[Begin EXCERPTED RECORDS]

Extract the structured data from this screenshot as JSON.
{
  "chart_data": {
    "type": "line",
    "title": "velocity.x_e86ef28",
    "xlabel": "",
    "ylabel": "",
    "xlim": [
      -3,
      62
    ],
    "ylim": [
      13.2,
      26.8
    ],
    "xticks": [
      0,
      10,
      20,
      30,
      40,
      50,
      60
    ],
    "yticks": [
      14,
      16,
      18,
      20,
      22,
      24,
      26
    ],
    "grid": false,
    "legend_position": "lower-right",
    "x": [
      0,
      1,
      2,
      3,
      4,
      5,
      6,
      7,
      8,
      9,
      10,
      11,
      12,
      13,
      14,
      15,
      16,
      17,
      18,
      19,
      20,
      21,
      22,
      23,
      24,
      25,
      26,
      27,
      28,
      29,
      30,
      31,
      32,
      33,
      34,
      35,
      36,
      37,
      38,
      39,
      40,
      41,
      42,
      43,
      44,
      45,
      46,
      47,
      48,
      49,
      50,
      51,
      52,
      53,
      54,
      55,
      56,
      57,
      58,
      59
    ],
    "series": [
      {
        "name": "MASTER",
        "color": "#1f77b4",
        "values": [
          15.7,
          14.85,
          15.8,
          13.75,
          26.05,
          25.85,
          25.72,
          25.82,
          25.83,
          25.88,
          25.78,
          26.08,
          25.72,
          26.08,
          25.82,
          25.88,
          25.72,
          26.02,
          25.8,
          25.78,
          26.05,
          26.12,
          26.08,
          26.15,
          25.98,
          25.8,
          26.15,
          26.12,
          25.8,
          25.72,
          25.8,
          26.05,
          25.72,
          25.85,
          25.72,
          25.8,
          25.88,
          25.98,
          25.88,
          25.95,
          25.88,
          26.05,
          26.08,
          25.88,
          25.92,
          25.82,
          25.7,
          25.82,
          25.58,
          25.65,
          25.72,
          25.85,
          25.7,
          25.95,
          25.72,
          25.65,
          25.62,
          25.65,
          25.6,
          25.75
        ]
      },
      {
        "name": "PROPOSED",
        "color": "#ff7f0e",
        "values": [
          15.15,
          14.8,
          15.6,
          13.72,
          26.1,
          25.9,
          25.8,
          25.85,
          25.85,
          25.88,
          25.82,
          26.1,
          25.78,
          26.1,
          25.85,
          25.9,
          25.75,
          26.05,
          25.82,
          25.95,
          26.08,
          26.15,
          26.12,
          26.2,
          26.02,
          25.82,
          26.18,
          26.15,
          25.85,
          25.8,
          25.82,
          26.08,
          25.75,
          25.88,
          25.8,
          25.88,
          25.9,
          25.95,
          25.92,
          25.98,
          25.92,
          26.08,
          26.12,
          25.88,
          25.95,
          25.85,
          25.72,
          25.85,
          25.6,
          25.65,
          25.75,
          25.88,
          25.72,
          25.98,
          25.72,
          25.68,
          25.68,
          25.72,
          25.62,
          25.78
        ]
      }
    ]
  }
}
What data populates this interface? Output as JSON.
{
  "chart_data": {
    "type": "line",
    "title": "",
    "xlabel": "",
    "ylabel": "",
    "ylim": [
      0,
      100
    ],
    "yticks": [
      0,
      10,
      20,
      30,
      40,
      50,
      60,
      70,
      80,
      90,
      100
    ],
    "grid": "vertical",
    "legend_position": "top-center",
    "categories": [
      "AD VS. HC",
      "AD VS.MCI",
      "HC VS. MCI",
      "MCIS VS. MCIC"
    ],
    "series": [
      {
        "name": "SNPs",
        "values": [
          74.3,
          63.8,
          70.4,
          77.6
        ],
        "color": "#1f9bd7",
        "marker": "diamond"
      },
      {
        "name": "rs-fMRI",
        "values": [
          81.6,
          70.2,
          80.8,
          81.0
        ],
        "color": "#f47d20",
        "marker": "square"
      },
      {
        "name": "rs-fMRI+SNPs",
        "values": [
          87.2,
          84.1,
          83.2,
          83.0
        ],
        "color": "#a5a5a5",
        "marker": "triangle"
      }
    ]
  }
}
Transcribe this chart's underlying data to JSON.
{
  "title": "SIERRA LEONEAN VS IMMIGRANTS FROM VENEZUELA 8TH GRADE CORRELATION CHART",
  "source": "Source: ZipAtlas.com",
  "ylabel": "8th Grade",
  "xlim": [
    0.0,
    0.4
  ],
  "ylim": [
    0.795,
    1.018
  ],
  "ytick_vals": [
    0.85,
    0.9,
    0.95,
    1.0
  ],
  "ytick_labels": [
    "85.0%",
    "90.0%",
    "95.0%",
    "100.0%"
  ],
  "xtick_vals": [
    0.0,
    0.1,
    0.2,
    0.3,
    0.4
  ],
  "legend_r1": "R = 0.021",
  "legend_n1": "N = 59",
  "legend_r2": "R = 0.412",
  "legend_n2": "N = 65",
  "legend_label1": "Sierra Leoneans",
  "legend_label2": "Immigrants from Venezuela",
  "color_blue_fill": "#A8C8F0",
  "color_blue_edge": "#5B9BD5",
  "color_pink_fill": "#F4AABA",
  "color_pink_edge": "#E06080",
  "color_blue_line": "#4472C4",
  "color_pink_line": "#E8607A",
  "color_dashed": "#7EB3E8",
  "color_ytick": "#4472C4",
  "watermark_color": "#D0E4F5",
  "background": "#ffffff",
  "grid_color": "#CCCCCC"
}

[End EXCERPTED RECORDS]

◆ **WHAT YOU HAVE TO DO**
Every record shown above should be written out again exactly.

◆ **EXPECTED ANSWER**
Extract the structured data from this screenshot as JSON.
{
  "chart_data": {
    "type": "line",
    "title": "velocity.x_e86ef28",
    "xlabel": "",
    "ylabel": "",
    "xlim": [
      -3,
      62
    ],
    "ylim": [
      13.2,
      26.8
    ],
    "xticks": [
      0,
      10,
      20,
      30,
      40,
      50,
      60
    ],
    "yticks": [
      14,
      16,
      18,
      20,
      22,
      24,
      26
    ],
    "grid": false,
    "legend_position": "lower-right",
    "x": [
      0,
      1,
      2,
      3,
      4,
      5,
      6,
      7,
      8,
      9,
      10,
      11,
      12,
      13,
      14,
      15,
      16,
      17,
      18,
      19,
      20,
      21,
      22,
      23,
      24,
      25,
      26,
      27,
      28,
      29,
      30,
      31,
      32,
      33,
      34,
      35,
      36,
      37,
      38,
      39,
      40,
      41,
      42,
      43,
      44,
      45,
      46,
      47,
      48,
      49,
      50,
      51,
      52,
      53,
      54,
      55,
      56,
      57,
      58,
      59
    ],
    "series": [
      {
        "name": "MASTER",
        "color": "#1f77b4",
        "values": [
          15.7,
          14.85,
          15.8,
          13.75,
          26.05,
          25.85,
          25.72,
          25.82,
          25.83,
          25.88,
          25.78,
          26.08,
          25.72,
          26.08,
          25.82,
          25.88,
          25.72,
          26.02,
          25.8,
          25.78,
          26.05,
          26.12,
          26.08,
          26.15,
          25.98,
          25.8,
          26.15,
          26.12,
          25.8,
          25.72,
          25.8,
          26.05,
          25.72,
          25.85,
          25.72,
          25.8,
          25.88,
          25.98,
          25.88,
          25.95,
          25.88,
          26.05,
          26.08,
          25.88,
          25.92,
          25.82,
          25.7,
          25.82,
          25.58,
          25.65,
          25.72,
          25.85,
          25.7,
          25.95,
          25.72,
          25.65,
          25.62,
          25.65,
          25.6,
          25.75
        ]
      },
      {
        "name": "PROPOSED",
        "color": "#ff7f0e",
        "values": [
          15.15,
          14.8,
          15.6,
          13.72,
          26.1,
          25.9,
          25.8,
          25.85,
          25.85,
          25.88,
          25.82,
          26.1,
          25.78,
          26.1,
          25.85,
          25.9,
          25.75,
          26.05,
          25.82,
          25.95,
          26.08,
          26.15,
          26.12,
          26.2,
          26.02,
          25.82,
          26.18,
          26.15,
          25.85,
          25.8,
          25.82,
          26.08,
          25.75,
          25.88,
          25.8,
          25.88,
          25.9,
          25.95,
          25.92,
          25.98,
          25.92,
          26.08,
          26.12,
          25.88,
          25.95,
          25.85,
          25.72,
          25.85,
          25.6,
          25.65,
          25.75,
          25.88,
          25.72,
          25.98,
          25.72,
          25.68,
          25.68,
          25.72,
          25.62,
          25.78
        ]
      }
    ]
  }
}
What data populates this interface? Output as JSON.
{
  "chart_data": {
    "type": "line",
    "title": "",
    "xlabel": "",
    "ylabel": "",
    "ylim": [
      0,
      100
    ],
    "yticks": [
      0,
      10,
      20,
      30,
      40,
      50,
      60,
      70,
      80,
      90,
      100
    ],
    "grid": "vertical",
    "legend_position": "top-center",
    "categories": [
      "AD VS. HC",
      "AD VS.MCI",
      "HC VS. MCI",
      "MCIS VS. MCIC"
    ],
    "series": [
      {
        "name": "SNPs",
        "values": [
          74.3,
          63.8,
          70.4,
          77.6
        ],
        "color": "#1f9bd7",
        "marker": "diamond"
      },
      {
        "name": "rs-fMRI",
        "values": [
          81.6,
          70.2,
          80.8,
          81.0
        ],
        "color": "#f47d20",
        "marker": "square"
      },
      {
        "name": "rs-fMRI+SNPs",
        "values": [
          87.2,
          84.1,
          83.2,
          83.0
        ],
        "color": "#a5a5a5",
        "marker": "triangle"
      }
    ]
  }
}
Transcribe this chart's underlying data to JSON.
{
  "title": "SIERRA LEONEAN VS IMMIGRANTS FROM VENEZUELA 8TH GRADE CORRELATION CHART",
  "source": "Source: ZipAtlas.com",
  "ylabel": "8th Grade",
  "xlim": [
    0.0,
    0.4
  ],
  "ylim": [
    0.795,
    1.018
  ],
  "ytick_vals": [
    0.85,
    0.9,
    0.95,
    1.0
  ],
  "ytick_labels": [
    "85.0%",
    "90.0%",
    "95.0%",
    "100.0%"
  ],
  "xtick_vals": [
    0.0,
    0.1,
    0.2,
    0.3,
    0.4
  ],
  "legend_r1": "R = 0.021",
  "legend_n1": "N = 59",
  "legend_r2": "R = 0.412",
  "legend_n2": "N = 65",
  "legend_label1": "Sierra Leoneans",
  "legend_label2": "Immigrants from Venezuela",
  "color_blue_fill": "#A8C8F0",
  "color_blue_edge": "#5B9BD5",
  "color_pink_fill": "#F4AABA",
  "color_pink_edge": "#E06080",
  "color_blue_line": "#4472C4",
  "color_pink_line": "#E8607A",
  "color_dashed": "#7EB3E8",
  "color_ytick": "#4472C4",
  "watermark_color": "#D0E4F5",
  "background": "#ffffff",
  "grid_color": "#CCCCCC"
}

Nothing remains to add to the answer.